• EXERCISE DESCRIPTION:
Locate all lines with the word "behaviour" and copy them out.

• PROVIDED ENTRIES:
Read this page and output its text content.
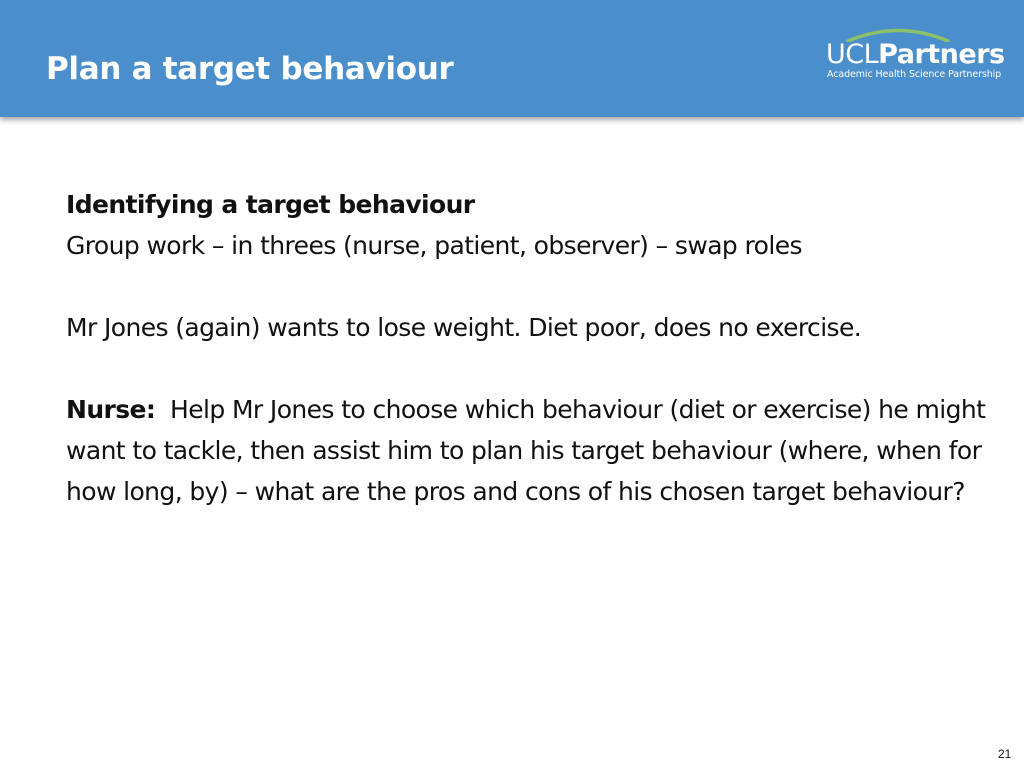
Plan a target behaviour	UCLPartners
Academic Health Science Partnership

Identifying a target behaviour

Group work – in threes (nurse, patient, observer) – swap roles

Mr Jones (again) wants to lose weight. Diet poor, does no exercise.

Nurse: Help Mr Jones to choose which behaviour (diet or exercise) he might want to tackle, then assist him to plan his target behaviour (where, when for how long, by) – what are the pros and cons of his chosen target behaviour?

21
---
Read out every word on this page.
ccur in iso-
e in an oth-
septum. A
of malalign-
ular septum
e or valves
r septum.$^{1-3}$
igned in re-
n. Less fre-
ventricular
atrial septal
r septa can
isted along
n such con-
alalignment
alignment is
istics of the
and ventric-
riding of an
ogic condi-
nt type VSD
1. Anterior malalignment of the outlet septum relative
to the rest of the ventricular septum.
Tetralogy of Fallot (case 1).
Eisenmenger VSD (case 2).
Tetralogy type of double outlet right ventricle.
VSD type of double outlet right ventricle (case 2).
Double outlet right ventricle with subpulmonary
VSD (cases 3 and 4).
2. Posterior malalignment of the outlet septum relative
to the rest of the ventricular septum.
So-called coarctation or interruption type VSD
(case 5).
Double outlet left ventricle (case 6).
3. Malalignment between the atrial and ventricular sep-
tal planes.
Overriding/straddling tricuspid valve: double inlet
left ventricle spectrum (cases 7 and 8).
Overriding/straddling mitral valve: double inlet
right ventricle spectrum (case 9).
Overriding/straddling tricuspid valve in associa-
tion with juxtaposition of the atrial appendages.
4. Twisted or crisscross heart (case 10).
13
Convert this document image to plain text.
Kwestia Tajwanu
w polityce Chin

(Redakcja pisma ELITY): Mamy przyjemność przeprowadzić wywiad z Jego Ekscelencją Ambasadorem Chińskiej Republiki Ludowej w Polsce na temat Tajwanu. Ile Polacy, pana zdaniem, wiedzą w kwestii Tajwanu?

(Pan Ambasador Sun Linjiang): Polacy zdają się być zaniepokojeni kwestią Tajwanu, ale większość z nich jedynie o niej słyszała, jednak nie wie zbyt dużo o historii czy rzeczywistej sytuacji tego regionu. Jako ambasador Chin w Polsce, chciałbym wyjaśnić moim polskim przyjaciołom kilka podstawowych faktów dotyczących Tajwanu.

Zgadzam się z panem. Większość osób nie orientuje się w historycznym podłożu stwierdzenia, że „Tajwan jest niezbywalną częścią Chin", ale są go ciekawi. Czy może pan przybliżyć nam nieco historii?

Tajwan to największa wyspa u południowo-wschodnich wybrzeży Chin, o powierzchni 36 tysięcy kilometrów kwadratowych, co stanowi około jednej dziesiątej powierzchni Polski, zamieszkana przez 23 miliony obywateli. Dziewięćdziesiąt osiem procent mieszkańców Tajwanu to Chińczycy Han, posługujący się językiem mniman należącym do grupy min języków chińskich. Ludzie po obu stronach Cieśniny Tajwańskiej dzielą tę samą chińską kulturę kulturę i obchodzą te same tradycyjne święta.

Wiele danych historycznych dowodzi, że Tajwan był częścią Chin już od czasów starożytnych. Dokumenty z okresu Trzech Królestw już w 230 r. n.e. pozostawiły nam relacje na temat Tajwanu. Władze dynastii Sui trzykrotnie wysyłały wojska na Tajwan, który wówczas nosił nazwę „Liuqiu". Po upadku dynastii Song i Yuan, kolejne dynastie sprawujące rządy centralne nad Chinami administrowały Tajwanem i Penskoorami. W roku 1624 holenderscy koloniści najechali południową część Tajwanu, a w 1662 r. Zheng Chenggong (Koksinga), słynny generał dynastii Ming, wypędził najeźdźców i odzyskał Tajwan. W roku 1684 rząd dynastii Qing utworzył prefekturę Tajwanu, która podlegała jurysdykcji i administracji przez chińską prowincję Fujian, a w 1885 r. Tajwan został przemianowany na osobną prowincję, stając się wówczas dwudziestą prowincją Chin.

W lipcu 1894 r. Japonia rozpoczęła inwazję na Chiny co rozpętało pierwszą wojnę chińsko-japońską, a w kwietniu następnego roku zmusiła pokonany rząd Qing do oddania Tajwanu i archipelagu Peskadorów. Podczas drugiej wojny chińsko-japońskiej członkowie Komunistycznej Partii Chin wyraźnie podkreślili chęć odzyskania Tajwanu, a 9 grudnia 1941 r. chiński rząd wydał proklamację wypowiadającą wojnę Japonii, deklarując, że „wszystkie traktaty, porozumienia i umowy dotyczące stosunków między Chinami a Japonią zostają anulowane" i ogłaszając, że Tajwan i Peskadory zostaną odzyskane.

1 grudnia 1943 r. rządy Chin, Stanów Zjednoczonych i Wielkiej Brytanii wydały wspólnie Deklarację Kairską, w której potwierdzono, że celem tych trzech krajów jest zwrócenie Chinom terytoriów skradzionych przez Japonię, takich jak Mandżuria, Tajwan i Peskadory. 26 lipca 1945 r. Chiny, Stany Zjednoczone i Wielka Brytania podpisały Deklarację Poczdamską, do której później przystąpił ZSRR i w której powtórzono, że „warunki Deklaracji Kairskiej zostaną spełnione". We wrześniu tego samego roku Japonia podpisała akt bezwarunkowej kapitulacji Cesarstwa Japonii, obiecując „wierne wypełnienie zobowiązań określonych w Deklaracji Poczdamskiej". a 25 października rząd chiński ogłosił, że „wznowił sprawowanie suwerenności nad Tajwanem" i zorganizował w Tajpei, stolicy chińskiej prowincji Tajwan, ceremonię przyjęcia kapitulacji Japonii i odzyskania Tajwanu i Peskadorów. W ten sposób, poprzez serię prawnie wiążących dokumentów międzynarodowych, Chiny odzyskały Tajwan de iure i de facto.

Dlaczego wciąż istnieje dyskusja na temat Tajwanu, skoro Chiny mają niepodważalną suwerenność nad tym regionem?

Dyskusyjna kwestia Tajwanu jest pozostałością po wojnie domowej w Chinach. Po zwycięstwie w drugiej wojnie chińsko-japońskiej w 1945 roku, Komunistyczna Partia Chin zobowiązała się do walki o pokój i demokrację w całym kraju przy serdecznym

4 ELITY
---
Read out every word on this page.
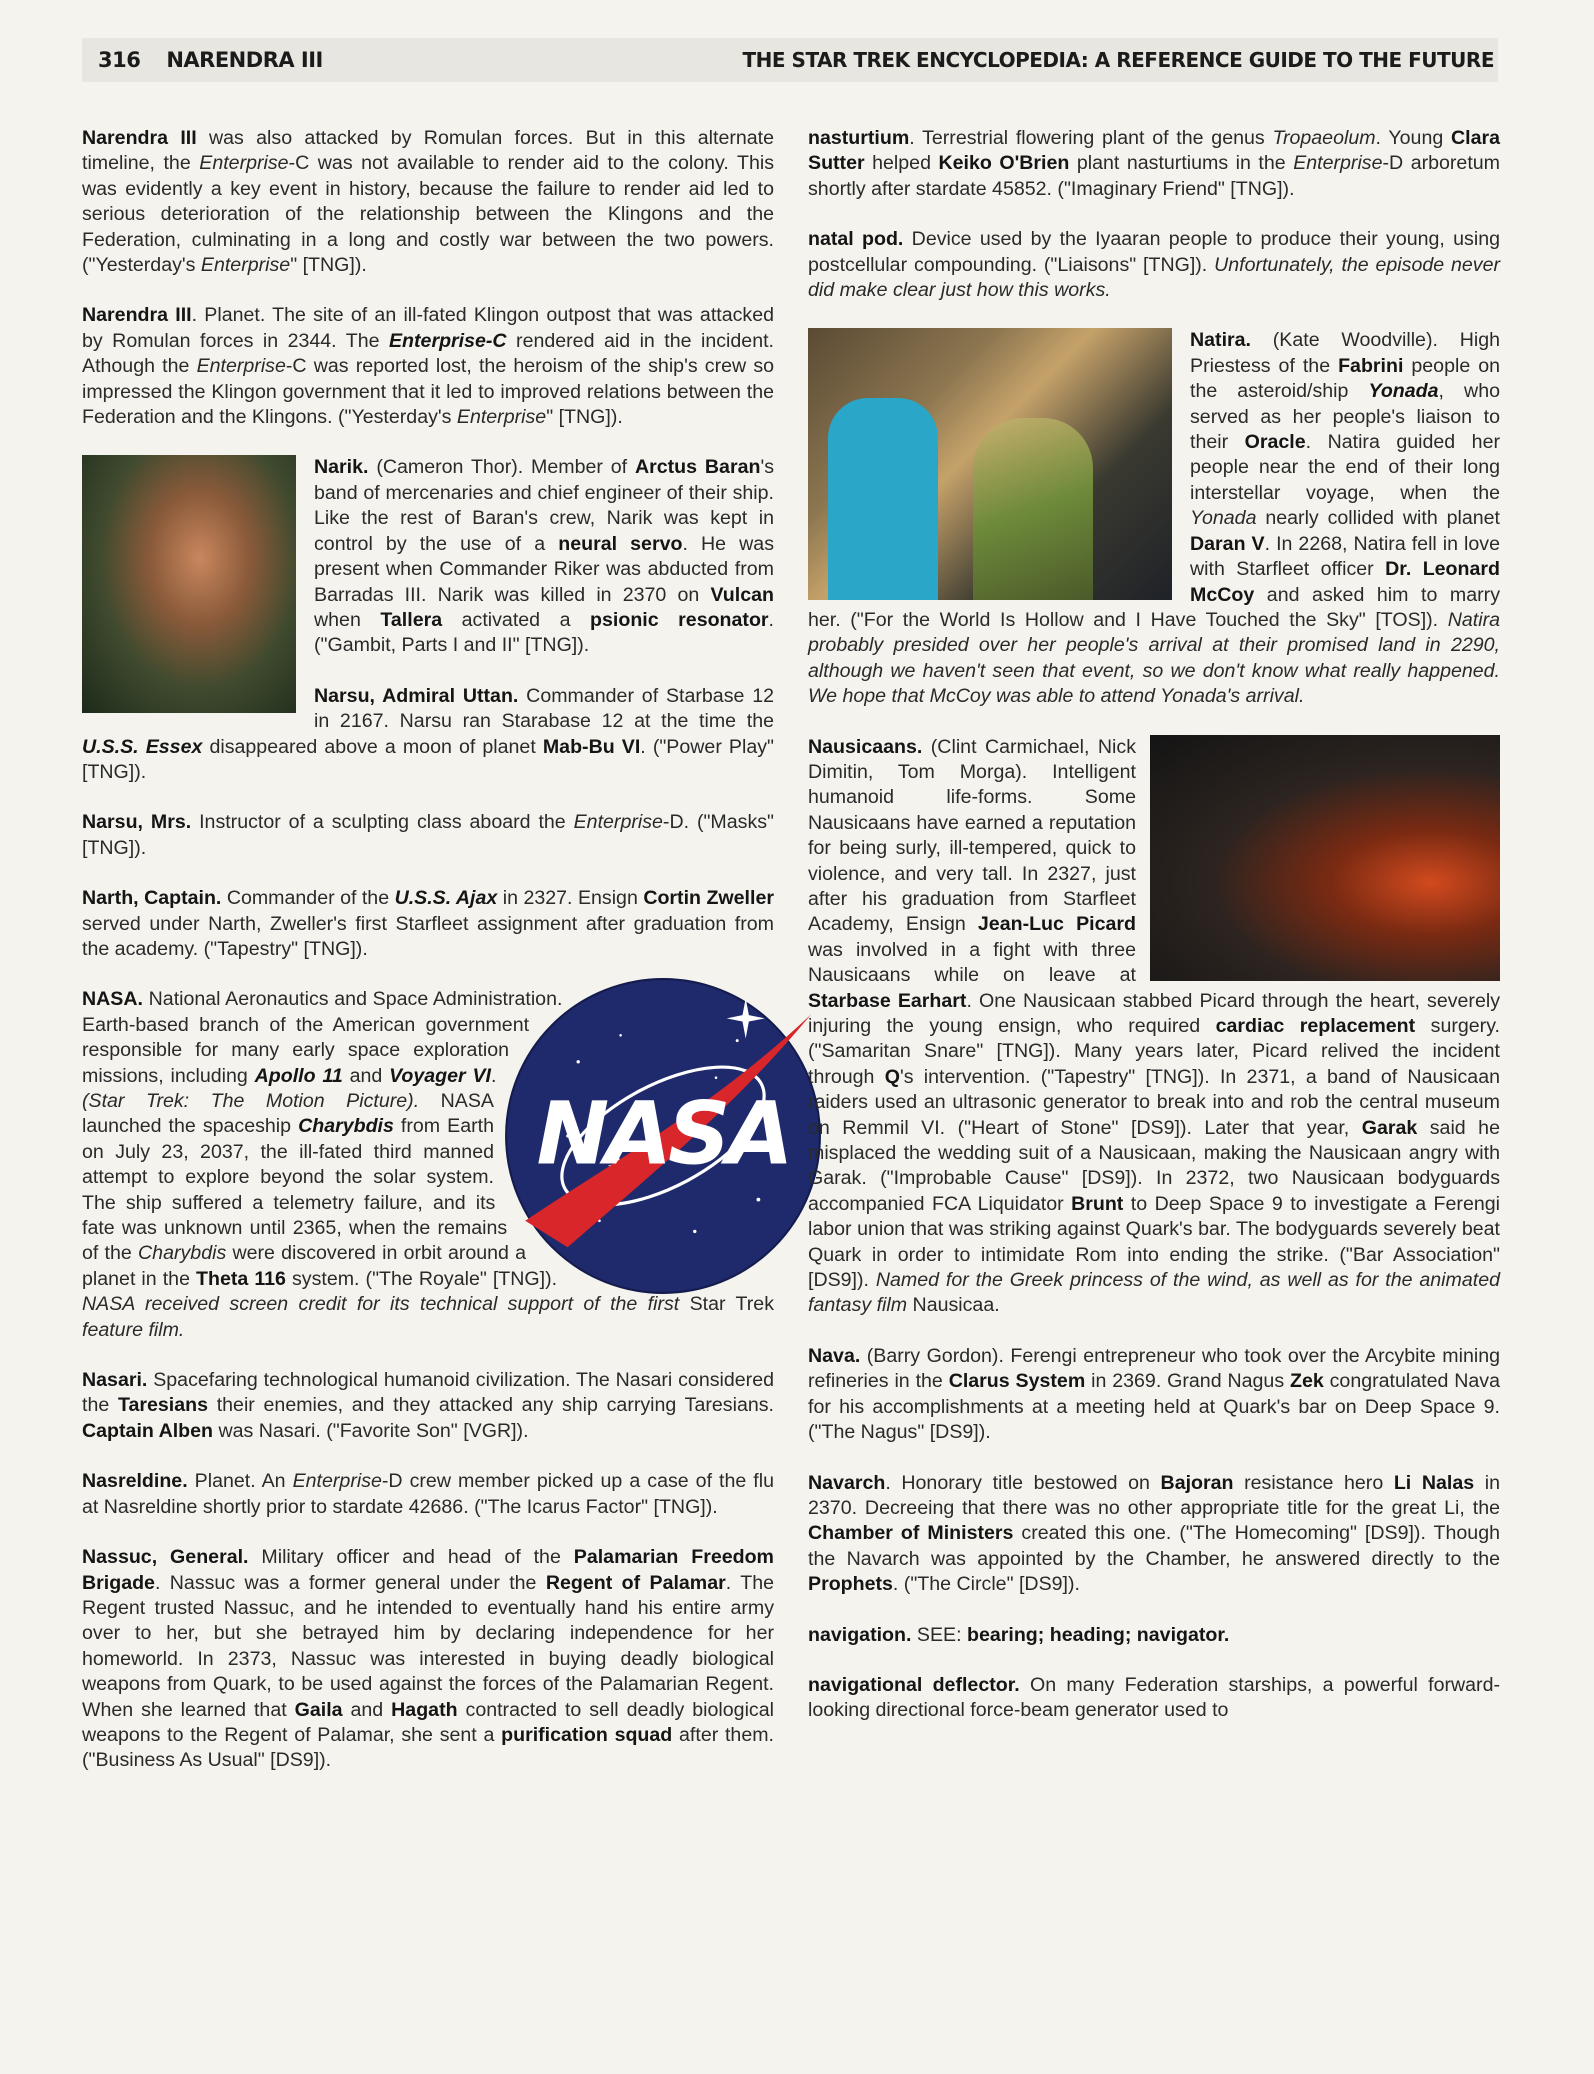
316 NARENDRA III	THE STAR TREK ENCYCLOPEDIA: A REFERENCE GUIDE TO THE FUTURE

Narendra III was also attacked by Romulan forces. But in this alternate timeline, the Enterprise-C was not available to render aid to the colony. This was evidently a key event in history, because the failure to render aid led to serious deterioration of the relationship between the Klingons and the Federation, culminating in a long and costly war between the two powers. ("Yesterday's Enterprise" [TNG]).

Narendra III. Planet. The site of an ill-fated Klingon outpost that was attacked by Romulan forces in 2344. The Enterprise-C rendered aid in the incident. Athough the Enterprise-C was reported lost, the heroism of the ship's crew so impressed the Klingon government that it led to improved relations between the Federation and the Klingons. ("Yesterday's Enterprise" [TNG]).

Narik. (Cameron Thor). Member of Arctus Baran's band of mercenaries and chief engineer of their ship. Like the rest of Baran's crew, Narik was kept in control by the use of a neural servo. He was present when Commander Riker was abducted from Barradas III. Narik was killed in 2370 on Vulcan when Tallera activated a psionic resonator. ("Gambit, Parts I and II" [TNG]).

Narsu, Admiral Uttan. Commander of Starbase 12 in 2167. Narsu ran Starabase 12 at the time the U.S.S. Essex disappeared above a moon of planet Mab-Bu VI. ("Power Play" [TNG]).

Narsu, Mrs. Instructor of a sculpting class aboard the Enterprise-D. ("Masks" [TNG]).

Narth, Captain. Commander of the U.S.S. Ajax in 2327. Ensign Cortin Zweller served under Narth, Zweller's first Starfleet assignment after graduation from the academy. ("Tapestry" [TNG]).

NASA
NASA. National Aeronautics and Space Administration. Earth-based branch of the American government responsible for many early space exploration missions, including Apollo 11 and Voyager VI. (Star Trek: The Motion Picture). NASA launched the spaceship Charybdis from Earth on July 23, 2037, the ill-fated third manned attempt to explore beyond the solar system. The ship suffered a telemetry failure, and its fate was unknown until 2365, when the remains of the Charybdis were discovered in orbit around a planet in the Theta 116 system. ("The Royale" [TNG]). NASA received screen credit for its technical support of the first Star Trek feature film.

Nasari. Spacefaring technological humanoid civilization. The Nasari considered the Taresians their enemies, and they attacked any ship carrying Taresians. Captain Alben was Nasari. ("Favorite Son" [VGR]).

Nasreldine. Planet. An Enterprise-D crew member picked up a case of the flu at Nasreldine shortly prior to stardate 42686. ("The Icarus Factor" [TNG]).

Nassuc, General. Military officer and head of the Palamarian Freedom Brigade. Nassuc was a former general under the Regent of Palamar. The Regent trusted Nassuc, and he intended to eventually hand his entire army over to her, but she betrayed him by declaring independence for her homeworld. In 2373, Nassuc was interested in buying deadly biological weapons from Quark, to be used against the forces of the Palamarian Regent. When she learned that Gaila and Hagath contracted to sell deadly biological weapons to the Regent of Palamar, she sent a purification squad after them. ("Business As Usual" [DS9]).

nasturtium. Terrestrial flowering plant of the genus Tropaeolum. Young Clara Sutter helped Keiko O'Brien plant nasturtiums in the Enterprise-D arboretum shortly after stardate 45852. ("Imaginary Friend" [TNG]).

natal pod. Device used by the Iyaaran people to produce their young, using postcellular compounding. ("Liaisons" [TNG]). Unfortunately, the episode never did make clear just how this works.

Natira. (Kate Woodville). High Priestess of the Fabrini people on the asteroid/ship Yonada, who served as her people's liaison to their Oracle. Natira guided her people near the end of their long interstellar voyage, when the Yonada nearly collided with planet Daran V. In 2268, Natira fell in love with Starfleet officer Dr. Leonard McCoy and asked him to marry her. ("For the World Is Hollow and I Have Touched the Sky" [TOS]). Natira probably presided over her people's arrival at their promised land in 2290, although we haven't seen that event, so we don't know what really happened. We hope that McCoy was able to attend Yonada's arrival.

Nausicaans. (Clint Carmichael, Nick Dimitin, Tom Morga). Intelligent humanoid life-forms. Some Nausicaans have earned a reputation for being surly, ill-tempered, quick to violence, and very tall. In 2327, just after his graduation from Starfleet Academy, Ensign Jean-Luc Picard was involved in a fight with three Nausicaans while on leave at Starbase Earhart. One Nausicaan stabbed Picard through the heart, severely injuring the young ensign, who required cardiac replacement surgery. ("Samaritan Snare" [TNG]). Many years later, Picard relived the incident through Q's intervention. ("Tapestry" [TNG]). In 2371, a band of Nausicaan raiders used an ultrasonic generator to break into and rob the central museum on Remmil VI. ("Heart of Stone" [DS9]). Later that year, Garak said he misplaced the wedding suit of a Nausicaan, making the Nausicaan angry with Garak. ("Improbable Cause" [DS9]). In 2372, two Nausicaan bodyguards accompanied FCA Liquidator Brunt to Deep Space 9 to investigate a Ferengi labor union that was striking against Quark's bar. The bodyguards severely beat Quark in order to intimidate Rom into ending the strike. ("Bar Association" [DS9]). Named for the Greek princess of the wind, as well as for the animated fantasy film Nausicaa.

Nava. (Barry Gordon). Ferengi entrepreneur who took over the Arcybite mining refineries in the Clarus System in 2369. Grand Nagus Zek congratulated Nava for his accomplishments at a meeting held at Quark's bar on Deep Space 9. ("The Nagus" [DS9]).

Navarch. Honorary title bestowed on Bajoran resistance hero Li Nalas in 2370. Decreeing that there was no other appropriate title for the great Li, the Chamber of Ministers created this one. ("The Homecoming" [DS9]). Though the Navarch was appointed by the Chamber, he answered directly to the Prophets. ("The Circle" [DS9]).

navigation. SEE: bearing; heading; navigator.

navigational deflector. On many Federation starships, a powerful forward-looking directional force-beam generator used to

• SOLUTION:
Plan a target behaviour	UCLPartners
Identifying a target behaviour
Nurse: Help Mr Jones to choose which behaviour (diet or exercise) he might want to tackle, then assist him to plan his target behaviour (where, when for how long, by) – what are the pros and cons of his chosen target behaviour?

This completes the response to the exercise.